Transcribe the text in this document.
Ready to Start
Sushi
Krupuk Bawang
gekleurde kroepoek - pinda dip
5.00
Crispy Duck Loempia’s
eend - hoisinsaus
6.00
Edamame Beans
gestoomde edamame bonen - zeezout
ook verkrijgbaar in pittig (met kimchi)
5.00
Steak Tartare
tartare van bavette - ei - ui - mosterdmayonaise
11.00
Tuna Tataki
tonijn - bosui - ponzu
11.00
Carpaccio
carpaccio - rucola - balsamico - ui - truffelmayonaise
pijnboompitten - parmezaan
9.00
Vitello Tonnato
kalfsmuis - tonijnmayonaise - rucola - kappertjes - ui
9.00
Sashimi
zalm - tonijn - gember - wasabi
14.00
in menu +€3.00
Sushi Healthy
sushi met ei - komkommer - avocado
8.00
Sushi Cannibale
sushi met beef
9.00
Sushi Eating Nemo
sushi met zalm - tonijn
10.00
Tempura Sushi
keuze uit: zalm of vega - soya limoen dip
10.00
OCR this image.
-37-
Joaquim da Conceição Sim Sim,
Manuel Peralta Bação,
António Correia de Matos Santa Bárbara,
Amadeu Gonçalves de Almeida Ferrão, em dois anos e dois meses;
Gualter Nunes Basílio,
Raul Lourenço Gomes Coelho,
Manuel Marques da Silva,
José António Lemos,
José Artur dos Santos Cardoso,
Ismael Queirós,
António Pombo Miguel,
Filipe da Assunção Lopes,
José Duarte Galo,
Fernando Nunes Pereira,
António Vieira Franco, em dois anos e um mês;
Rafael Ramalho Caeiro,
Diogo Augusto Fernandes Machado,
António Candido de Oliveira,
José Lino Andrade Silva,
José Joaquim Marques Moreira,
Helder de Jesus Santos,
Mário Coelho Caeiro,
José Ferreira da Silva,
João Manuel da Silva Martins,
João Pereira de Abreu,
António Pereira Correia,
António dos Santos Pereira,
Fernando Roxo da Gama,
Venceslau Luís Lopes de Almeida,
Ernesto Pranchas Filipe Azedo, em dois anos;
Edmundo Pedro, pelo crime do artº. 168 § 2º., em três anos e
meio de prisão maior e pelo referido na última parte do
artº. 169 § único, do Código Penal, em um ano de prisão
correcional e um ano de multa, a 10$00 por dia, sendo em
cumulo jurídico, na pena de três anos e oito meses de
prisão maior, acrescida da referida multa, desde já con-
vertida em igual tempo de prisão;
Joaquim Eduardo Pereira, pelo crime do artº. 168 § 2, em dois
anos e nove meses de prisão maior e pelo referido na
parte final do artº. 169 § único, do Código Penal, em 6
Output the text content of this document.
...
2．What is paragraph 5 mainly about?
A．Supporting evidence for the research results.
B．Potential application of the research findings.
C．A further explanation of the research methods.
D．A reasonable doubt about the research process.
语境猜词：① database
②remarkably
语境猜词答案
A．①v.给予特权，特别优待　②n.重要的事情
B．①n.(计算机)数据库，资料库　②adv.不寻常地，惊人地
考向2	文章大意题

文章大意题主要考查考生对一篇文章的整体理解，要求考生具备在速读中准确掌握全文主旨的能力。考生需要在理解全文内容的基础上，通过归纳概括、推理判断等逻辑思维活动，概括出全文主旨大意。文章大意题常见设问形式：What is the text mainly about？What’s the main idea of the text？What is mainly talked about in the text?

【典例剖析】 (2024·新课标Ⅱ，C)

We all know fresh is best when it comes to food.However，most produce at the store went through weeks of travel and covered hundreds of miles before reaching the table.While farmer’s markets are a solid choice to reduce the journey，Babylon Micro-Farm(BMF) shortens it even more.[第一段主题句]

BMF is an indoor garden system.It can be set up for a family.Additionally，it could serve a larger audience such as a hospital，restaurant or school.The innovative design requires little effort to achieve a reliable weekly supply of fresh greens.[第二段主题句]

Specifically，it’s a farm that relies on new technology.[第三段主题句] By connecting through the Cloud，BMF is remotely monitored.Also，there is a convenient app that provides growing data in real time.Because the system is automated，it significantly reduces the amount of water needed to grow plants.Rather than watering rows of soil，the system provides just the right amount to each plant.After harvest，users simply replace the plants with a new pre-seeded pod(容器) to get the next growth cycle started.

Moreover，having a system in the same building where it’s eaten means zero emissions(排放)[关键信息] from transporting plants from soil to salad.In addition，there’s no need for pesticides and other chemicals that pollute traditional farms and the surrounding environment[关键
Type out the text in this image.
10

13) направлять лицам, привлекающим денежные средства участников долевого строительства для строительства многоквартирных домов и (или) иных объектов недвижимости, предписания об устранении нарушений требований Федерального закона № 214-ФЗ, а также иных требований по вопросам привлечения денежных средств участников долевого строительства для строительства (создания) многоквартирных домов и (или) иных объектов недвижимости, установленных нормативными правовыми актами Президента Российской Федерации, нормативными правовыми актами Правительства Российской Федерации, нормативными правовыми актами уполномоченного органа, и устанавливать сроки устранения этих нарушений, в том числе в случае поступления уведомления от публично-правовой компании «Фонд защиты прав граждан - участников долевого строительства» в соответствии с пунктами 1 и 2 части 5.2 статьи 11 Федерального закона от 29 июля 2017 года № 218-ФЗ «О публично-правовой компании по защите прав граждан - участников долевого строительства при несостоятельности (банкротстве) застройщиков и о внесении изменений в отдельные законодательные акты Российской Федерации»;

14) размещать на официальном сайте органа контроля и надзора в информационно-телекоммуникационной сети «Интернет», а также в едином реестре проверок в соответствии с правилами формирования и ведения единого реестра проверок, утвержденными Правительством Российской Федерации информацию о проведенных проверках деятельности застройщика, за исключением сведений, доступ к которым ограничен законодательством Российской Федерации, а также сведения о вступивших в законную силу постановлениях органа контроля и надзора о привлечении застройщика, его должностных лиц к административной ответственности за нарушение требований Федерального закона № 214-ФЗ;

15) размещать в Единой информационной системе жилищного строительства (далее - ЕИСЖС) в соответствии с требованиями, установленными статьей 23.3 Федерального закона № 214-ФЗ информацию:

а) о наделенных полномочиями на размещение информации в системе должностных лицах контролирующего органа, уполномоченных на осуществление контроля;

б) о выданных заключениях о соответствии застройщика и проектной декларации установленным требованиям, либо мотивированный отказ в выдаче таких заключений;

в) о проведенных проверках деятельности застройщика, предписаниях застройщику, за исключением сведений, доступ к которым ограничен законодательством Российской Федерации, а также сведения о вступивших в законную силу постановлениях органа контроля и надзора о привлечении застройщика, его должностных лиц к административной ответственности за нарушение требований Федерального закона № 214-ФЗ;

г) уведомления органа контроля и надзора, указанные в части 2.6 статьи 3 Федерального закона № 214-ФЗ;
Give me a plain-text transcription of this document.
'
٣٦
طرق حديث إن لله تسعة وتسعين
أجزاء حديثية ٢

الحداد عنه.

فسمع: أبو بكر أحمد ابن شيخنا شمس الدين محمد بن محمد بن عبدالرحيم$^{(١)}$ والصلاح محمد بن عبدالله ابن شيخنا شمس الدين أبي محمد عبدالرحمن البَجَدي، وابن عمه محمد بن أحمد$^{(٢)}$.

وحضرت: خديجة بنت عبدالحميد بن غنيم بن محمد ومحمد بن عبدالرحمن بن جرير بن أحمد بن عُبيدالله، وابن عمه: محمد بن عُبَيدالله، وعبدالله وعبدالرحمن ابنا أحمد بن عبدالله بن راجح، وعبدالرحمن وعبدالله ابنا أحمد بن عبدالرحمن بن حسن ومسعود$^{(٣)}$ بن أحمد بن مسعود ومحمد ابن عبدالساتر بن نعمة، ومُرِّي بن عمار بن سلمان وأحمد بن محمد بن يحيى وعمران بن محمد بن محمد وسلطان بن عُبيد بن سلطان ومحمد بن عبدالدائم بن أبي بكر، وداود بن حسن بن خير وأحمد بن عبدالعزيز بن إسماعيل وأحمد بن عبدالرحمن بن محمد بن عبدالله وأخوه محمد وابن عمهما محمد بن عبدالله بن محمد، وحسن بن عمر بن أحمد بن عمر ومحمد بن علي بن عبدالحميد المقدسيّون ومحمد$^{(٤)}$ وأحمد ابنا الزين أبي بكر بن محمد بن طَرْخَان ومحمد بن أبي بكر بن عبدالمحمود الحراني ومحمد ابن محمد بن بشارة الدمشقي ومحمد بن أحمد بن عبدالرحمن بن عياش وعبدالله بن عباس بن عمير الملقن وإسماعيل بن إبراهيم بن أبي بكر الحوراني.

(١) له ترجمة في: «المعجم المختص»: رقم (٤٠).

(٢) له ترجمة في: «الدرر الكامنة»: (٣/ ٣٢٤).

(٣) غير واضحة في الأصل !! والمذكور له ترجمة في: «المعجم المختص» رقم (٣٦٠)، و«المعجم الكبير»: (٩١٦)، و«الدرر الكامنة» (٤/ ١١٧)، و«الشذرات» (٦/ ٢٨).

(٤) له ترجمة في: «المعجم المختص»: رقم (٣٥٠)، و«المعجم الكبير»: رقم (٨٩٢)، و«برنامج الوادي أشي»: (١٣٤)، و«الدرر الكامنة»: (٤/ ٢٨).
____________________
_Aim of the exercise:_ Check every line in the material above for the string "What", then give only the number of lines that have it.

_Expected answer:_ 2